- [Exercise directions] Type out the data exactly as given. Skip any image.

- [Input for this task]
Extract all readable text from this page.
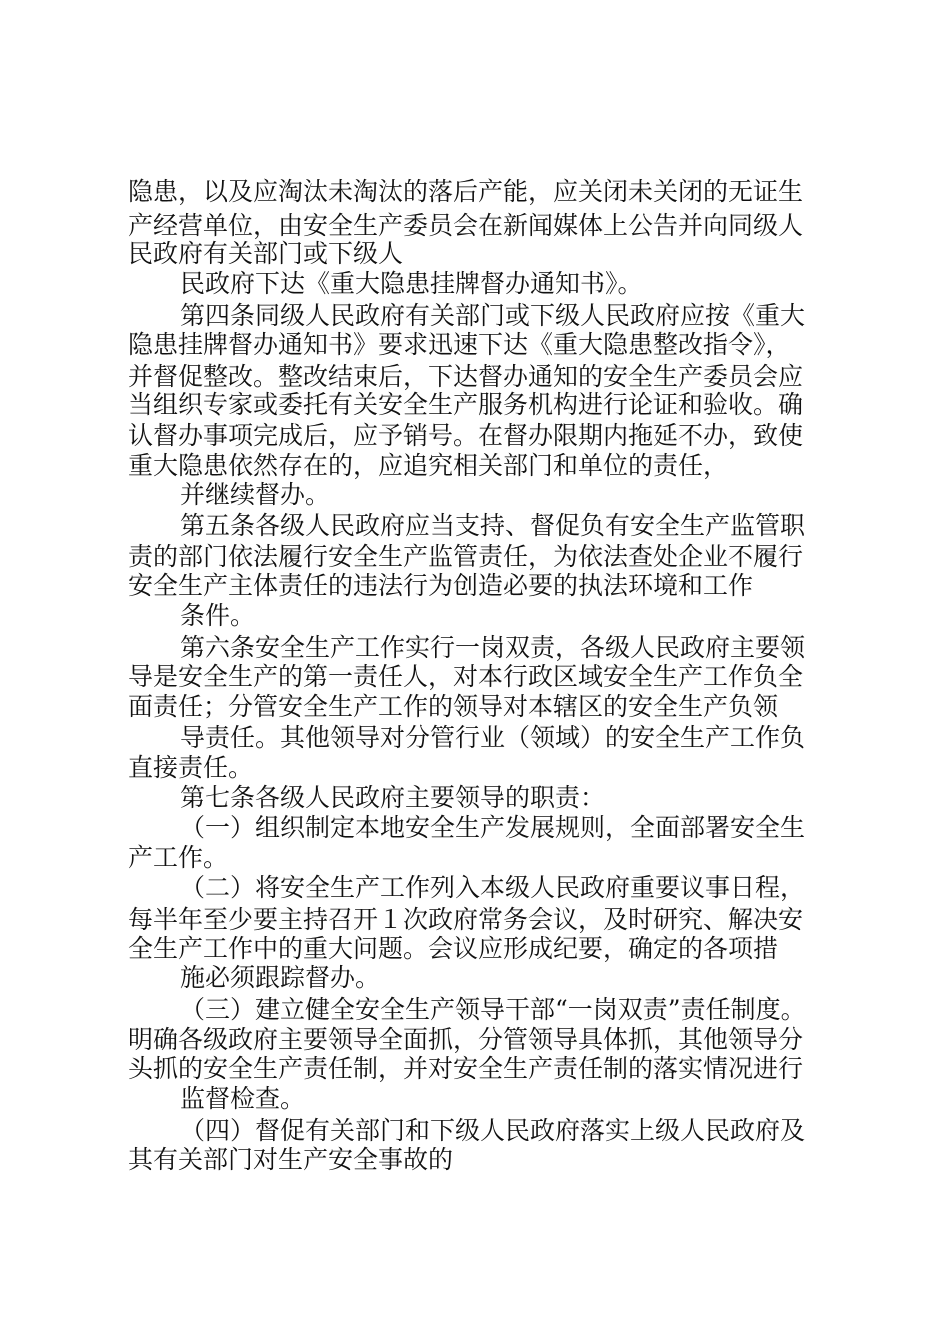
隐患，以及应淘汰未淘汰的落后产能，应关闭未关闭的无证生

产经营单位，由安全生产委员会在新闻媒体上公告并向同级人

民政府有关部门或下级人

民政府下达《重大隐患挂牌督办通知书》。

第四条同级人民政府有关部门或下级人民政府应按《重大

隐患挂牌督办通知书》要求迅速下达《重大隐患整改指令》，

并督促整改。整改结束后，下达督办通知的安全生产委员会应

当组织专家或委托有关安全生产服务机构进行论证和验收。确

认督办事项完成后，应予销号。在督办限期内拖延不办，致使

重大隐患依然存在的，应追究相关部门和单位的责任，

并继续督办。

第五条各级人民政府应当支持、督促负有安全生产监管职

责的部门依法履行安全生产监管责任，为依法查处企业不履行

安全生产主体责任的违法行为创造必要的执法环境和工作

条件。

第六条安全生产工作实行一岗双责，各级人民政府主要领

导是安全生产的第一责任人，对本行政区域安全生产工作负全

面责任；分管安全生产工作的领导对本辖区的安全生产负领

导责任。其他领导对分管行业（领域）的安全生产工作负

直接责任。

第七条各级人民政府主要领导的职责：

（一）组织制定本地安全生产发展规则，全面部署安全生

产工作。

（二）将安全生产工作列入本级人民政府重要议事日程，

每半年至少要主持召开１次政府常务会议，及时研究、解决安

全生产工作中的重大问题。会议应形成纪要，确定的各项措

施必须跟踪督办。

（三）建立健全安全生产领导干部“一岗双责”责任制度。

明确各级政府主要领导全面抓，分管领导具体抓，其他领导分

头抓的安全生产责任制，并对安全生产责任制的落实情况进行

监督检查。

（四）督促有关部门和下级人民政府落实上级人民政府及

其有关部门对生产安全事故的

- [Solution to this exercise]
Extract all readable text from this page.
隐患，以及应淘汰未淘汰的落后产能，应关闭未关闭的无证生

产经营单位，由安全生产委员会在新闻媒体上公告并向同级人

民政府有关部门或下级人

民政府下达《重大隐患挂牌督办通知书》。

第四条同级人民政府有关部门或下级人民政府应按《重大

隐患挂牌督办通知书》要求迅速下达《重大隐患整改指令》，

并督促整改。整改结束后，下达督办通知的安全生产委员会应

当组织专家或委托有关安全生产服务机构进行论证和验收。确

认督办事项完成后，应予销号。在督办限期内拖延不办，致使

重大隐患依然存在的，应追究相关部门和单位的责任，

并继续督办。

第五条各级人民政府应当支持、督促负有安全生产监管职

责的部门依法履行安全生产监管责任，为依法查处企业不履行

安全生产主体责任的违法行为创造必要的执法环境和工作

条件。

第六条安全生产工作实行一岗双责，各级人民政府主要领

导是安全生产的第一责任人，对本行政区域安全生产工作负全

面责任；分管安全生产工作的领导对本辖区的安全生产负领

导责任。其他领导对分管行业（领域）的安全生产工作负

直接责任。

第七条各级人民政府主要领导的职责：

（一）组织制定本地安全生产发展规则，全面部署安全生

产工作。

（二）将安全生产工作列入本级人民政府重要议事日程，

每半年至少要主持召开１次政府常务会议，及时研究、解决安

全生产工作中的重大问题。会议应形成纪要，确定的各项措

施必须跟踪督办。

（三）建立健全安全生产领导干部“一岗双责”责任制度。

明确各级政府主要领导全面抓，分管领导具体抓，其他领导分

头抓的安全生产责任制，并对安全生产责任制的落实情况进行

监督检查。

（四）督促有关部门和下级人民政府落实上级人民政府及

其有关部门对生产安全事故的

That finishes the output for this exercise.